# Material provided
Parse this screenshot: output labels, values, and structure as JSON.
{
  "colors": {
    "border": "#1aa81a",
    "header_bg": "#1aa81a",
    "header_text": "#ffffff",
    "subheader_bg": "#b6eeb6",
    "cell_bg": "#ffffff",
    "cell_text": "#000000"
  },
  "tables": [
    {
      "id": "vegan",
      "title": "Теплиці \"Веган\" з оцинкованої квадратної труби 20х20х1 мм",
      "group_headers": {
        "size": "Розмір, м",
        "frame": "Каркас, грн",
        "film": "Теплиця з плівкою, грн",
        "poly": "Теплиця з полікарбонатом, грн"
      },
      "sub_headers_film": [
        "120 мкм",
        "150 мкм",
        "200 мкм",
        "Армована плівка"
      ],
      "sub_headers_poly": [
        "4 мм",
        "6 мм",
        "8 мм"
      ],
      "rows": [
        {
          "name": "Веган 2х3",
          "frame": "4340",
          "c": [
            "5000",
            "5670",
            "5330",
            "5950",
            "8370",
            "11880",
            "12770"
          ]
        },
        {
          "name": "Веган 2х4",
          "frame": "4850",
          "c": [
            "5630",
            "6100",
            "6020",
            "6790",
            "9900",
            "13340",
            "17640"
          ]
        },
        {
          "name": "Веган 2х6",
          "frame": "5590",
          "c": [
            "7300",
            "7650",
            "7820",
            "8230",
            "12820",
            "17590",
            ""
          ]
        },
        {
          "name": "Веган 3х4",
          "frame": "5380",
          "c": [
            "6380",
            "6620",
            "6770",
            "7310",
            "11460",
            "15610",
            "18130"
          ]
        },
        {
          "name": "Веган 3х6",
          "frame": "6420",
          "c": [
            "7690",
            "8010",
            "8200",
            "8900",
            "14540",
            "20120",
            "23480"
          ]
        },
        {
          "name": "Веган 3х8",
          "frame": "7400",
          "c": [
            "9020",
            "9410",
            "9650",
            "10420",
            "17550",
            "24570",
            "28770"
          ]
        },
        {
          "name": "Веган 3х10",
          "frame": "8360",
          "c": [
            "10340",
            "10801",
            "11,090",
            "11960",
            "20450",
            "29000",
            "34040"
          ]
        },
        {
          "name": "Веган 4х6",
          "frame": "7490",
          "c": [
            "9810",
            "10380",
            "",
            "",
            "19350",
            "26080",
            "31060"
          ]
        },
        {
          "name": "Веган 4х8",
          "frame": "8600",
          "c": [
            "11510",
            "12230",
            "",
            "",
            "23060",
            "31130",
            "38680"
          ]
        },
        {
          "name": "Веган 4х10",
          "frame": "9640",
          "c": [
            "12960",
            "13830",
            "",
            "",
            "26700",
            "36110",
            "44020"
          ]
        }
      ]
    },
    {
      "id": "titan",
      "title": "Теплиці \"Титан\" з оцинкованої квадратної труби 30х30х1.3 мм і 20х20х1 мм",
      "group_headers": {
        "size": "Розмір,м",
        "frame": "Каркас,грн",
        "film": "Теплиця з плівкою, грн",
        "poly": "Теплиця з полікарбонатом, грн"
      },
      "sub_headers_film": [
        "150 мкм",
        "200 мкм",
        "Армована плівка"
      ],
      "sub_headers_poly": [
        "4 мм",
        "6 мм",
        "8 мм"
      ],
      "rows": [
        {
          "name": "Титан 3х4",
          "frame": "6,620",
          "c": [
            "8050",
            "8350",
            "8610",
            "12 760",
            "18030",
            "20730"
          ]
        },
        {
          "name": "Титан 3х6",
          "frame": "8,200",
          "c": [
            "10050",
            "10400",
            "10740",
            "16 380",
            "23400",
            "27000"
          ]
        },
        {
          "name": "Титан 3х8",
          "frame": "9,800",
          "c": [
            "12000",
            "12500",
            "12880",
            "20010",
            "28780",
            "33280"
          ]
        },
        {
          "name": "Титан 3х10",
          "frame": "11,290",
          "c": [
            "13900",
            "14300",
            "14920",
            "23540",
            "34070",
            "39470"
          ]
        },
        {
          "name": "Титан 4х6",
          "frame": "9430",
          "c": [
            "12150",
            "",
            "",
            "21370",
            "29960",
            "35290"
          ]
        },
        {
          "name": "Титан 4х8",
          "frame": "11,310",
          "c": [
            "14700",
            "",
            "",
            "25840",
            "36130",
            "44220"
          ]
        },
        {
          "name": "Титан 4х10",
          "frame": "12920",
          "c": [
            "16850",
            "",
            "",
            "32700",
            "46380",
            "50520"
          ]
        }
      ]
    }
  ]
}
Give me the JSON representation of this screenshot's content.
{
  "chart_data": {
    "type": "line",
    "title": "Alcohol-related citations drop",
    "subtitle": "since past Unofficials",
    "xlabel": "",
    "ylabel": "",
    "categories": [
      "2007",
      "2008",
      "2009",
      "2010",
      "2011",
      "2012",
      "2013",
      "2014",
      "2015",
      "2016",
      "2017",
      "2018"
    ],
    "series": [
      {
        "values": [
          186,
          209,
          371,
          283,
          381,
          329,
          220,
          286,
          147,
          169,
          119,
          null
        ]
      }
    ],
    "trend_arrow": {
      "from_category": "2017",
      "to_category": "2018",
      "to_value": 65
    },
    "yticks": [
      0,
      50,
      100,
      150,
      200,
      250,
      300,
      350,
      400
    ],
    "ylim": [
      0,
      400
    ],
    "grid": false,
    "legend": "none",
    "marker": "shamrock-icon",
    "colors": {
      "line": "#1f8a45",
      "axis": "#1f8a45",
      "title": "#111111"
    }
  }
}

# Goal
Word for word, write out all of the data above.

# Exercise output
Parse this screenshot: output labels, values, and structure as JSON.
{
  "colors": {
    "border": "#1aa81a",
    "header_bg": "#1aa81a",
    "header_text": "#ffffff",
    "subheader_bg": "#b6eeb6",
    "cell_bg": "#ffffff",
    "cell_text": "#000000"
  },
  "tables": [
    {
      "id": "vegan",
      "title": "Теплиці \"Веган\" з оцинкованої квадратної труби 20х20х1 мм",
      "group_headers": {
        "size": "Розмір, м",
        "frame": "Каркас, грн",
        "film": "Теплиця з плівкою, грн",
        "poly": "Теплиця з полікарбонатом, грн"
      },
      "sub_headers_film": [
        "120 мкм",
        "150 мкм",
        "200 мкм",
        "Армована плівка"
      ],
      "sub_headers_poly": [
        "4 мм",
        "6 мм",
        "8 мм"
      ],
      "rows": [
        {
          "name": "Веган 2х3",
          "frame": "4340",
          "c": [
            "5000",
            "5670",
            "5330",
            "5950",
            "8370",
            "11880",
            "12770"
          ]
        },
        {
          "name": "Веган 2х4",
          "frame": "4850",
          "c": [
            "5630",
            "6100",
            "6020",
            "6790",
            "9900",
            "13340",
            "17640"
          ]
        },
        {
          "name": "Веган 2х6",
          "frame": "5590",
          "c": [
            "7300",
            "7650",
            "7820",
            "8230",
            "12820",
            "17590",
            ""
          ]
        },
        {
          "name": "Веган 3х4",
          "frame": "5380",
          "c": [
            "6380",
            "6620",
            "6770",
            "7310",
            "11460",
            "15610",
            "18130"
          ]
        },
        {
          "name": "Веган 3х6",
          "frame": "6420",
          "c": [
            "7690",
            "8010",
            "8200",
            "8900",
            "14540",
            "20120",
            "23480"
          ]
        },
        {
          "name": "Веган 3х8",
          "frame": "7400",
          "c": [
            "9020",
            "9410",
            "9650",
            "10420",
            "17550",
            "24570",
            "28770"
          ]
        },
        {
          "name": "Веган 3х10",
          "frame": "8360",
          "c": [
            "10340",
            "10801",
            "11,090",
            "11960",
            "20450",
            "29000",
            "34040"
          ]
        },
        {
          "name": "Веган 4х6",
          "frame": "7490",
          "c": [
            "9810",
            "10380",
            "",
            "",
            "19350",
            "26080",
            "31060"
          ]
        },
        {
          "name": "Веган 4х8",
          "frame": "8600",
          "c": [
            "11510",
            "12230",
            "",
            "",
            "23060",
            "31130",
            "38680"
          ]
        },
        {
          "name": "Веган 4х10",
          "frame": "9640",
          "c": [
            "12960",
            "13830",
            "",
            "",
            "26700",
            "36110",
            "44020"
          ]
        }
      ]
    },
    {
      "id": "titan",
      "title": "Теплиці \"Титан\" з оцинкованої квадратної труби 30х30х1.3 мм і 20х20х1 мм",
      "group_headers": {
        "size": "Розмір,м",
        "frame": "Каркас,грн",
        "film": "Теплиця з плівкою, грн",
        "poly": "Теплиця з полікарбонатом, грн"
      },
      "sub_headers_film": [
        "150 мкм",
        "200 мкм",
        "Армована плівка"
      ],
      "sub_headers_poly": [
        "4 мм",
        "6 мм",
        "8 мм"
      ],
      "rows": [
        {
          "name": "Титан 3х4",
          "frame": "6,620",
          "c": [
            "8050",
            "8350",
            "8610",
            "12 760",
            "18030",
            "20730"
          ]
        },
        {
          "name": "Титан 3х6",
          "frame": "8,200",
          "c": [
            "10050",
            "10400",
            "10740",
            "16 380",
            "23400",
            "27000"
          ]
        },
        {
          "name": "Титан 3х8",
          "frame": "9,800",
          "c": [
            "12000",
            "12500",
            "12880",
            "20010",
            "28780",
            "33280"
          ]
        },
        {
          "name": "Титан 3х10",
          "frame": "11,290",
          "c": [
            "13900",
            "14300",
            "14920",
            "23540",
            "34070",
            "39470"
          ]
        },
        {
          "name": "Титан 4х6",
          "frame": "9430",
          "c": [
            "12150",
            "",
            "",
            "21370",
            "29960",
            "35290"
          ]
        },
        {
          "name": "Титан 4х8",
          "frame": "11,310",
          "c": [
            "14700",
            "",
            "",
            "25840",
            "36130",
            "44220"
          ]
        },
        {
          "name": "Титан 4х10",
          "frame": "12920",
          "c": [
            "16850",
            "",
            "",
            "32700",
            "46380",
            "50520"
          ]
        }
      ]
    }
  ]
}
Give me the JSON representation of this screenshot's content.
{
  "chart_data": {
    "type": "line",
    "title": "Alcohol-related citations drop",
    "subtitle": "since past Unofficials",
    "xlabel": "",
    "ylabel": "",
    "categories": [
      "2007",
      "2008",
      "2009",
      "2010",
      "2011",
      "2012",
      "2013",
      "2014",
      "2015",
      "2016",
      "2017",
      "2018"
    ],
    "series": [
      {
        "values": [
          186,
          209,
          371,
          283,
          381,
          329,
          220,
          286,
          147,
          169,
          119,
          null
        ]
      }
    ],
    "trend_arrow": {
      "from_category": "2017",
      "to_category": "2018",
      "to_value": 65
    },
    "yticks": [
      0,
      50,
      100,
      150,
      200,
      250,
      300,
      350,
      400
    ],
    "ylim": [
      0,
      400
    ],
    "grid": false,
    "legend": "none",
    "marker": "shamrock-icon",
    "colors": {
      "line": "#1f8a45",
      "axis": "#1f8a45",
      "title": "#111111"
    }
  }
}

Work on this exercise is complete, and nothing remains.